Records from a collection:
===

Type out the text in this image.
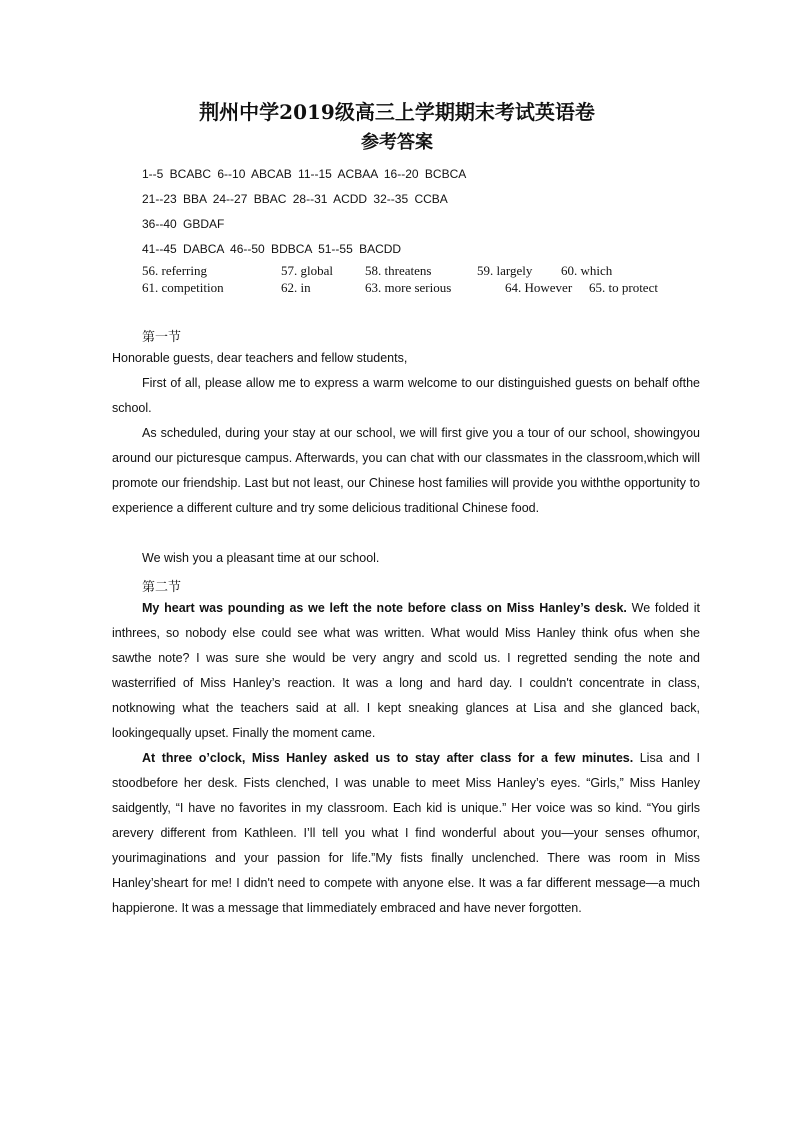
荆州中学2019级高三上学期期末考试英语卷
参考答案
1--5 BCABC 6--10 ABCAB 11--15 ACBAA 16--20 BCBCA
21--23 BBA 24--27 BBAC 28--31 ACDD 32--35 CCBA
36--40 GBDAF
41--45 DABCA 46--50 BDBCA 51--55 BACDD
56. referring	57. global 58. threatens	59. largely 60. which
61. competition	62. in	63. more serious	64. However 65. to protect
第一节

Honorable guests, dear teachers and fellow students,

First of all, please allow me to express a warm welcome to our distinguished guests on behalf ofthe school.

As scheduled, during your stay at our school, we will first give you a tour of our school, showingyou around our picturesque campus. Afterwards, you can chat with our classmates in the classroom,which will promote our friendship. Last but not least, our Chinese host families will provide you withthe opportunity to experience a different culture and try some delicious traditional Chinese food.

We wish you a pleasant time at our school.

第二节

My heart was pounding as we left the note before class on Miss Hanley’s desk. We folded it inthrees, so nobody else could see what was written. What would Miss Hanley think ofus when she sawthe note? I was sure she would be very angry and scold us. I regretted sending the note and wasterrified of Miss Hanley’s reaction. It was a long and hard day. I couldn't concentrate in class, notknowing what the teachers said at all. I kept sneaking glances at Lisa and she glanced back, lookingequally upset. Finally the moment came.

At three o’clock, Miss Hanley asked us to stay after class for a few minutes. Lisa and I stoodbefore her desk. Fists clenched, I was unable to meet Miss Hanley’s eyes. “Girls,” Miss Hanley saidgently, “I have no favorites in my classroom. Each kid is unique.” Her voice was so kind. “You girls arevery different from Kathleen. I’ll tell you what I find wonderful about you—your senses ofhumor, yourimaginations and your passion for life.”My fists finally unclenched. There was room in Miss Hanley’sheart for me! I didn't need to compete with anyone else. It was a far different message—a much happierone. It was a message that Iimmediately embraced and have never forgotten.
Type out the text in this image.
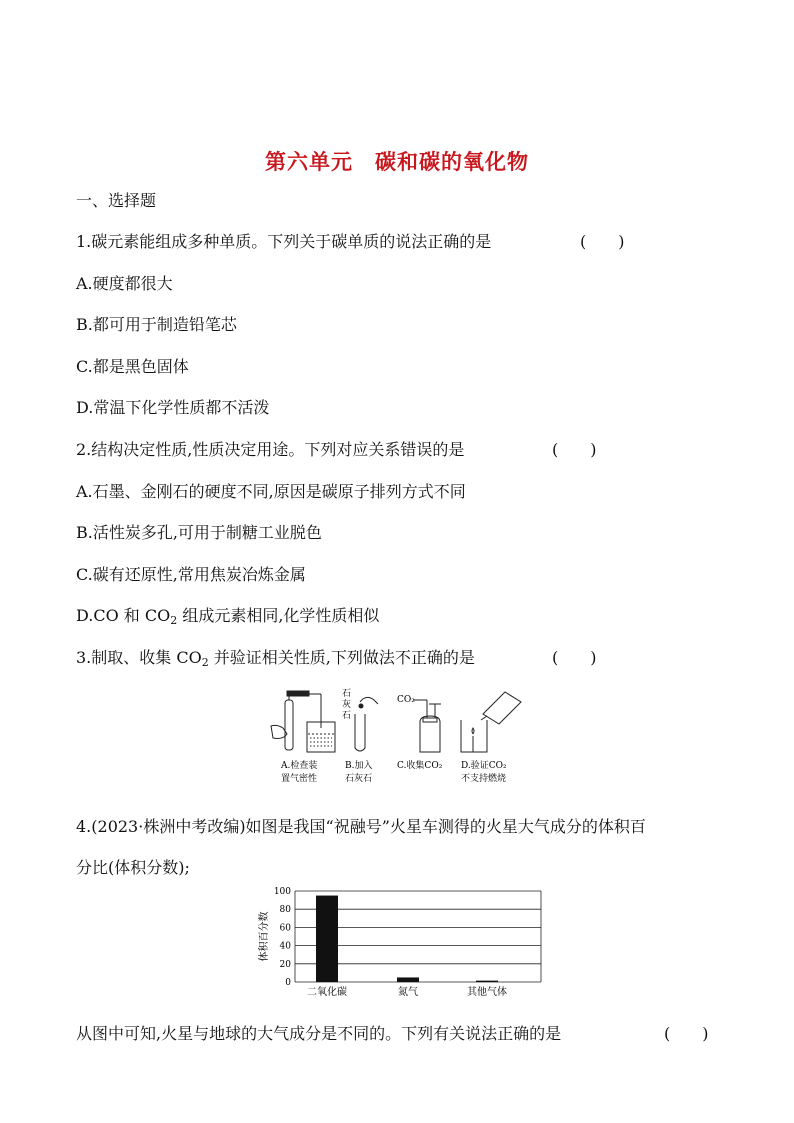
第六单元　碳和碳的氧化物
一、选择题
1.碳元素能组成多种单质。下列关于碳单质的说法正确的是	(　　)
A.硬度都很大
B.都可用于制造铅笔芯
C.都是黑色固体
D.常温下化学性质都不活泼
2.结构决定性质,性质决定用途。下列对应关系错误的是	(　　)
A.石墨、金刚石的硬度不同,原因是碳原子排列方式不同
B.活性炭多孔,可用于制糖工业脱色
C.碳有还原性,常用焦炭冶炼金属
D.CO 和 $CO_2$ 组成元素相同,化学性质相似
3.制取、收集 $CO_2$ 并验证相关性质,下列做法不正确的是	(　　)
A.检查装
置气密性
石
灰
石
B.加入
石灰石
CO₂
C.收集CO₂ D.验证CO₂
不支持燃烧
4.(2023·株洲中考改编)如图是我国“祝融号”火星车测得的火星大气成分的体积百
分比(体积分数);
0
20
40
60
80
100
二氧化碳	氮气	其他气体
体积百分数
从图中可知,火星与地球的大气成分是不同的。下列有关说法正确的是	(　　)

===

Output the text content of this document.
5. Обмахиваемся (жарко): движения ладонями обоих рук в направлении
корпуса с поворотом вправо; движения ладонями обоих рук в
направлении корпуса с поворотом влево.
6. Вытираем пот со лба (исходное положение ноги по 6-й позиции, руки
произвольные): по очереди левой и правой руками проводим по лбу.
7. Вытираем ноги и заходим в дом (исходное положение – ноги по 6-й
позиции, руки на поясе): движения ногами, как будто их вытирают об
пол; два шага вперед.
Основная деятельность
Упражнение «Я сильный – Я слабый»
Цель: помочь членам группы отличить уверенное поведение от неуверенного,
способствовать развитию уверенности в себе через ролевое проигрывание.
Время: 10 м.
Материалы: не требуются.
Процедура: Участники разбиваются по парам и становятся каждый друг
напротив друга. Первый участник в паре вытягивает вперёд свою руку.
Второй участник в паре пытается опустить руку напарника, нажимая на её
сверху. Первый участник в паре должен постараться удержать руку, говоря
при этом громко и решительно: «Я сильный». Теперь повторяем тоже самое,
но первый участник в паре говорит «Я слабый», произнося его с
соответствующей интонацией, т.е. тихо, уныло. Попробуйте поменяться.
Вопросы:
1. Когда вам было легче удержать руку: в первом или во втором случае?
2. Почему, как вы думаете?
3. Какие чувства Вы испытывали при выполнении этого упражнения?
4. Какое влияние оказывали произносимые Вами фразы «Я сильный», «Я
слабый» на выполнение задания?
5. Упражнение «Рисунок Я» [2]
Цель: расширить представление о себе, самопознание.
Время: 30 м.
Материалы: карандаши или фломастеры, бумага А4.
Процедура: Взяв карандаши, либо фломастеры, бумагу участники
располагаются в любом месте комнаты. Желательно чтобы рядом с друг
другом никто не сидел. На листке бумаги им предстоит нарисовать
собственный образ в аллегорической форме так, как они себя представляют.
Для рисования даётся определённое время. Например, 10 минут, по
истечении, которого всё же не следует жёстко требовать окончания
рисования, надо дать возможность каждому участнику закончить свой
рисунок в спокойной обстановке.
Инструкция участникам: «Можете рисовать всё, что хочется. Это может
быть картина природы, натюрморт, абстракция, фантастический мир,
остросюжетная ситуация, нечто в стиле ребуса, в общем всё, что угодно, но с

===

_Task objective_:
Show, from the listing above, each line that contains the word "положение".

_Response to this task_:
6. Вытираем пот со лба (исходное положение ноги по 6-й позиции, руки
7. Вытираем ноги и заходим в дом (исходное положение – ноги по 6-й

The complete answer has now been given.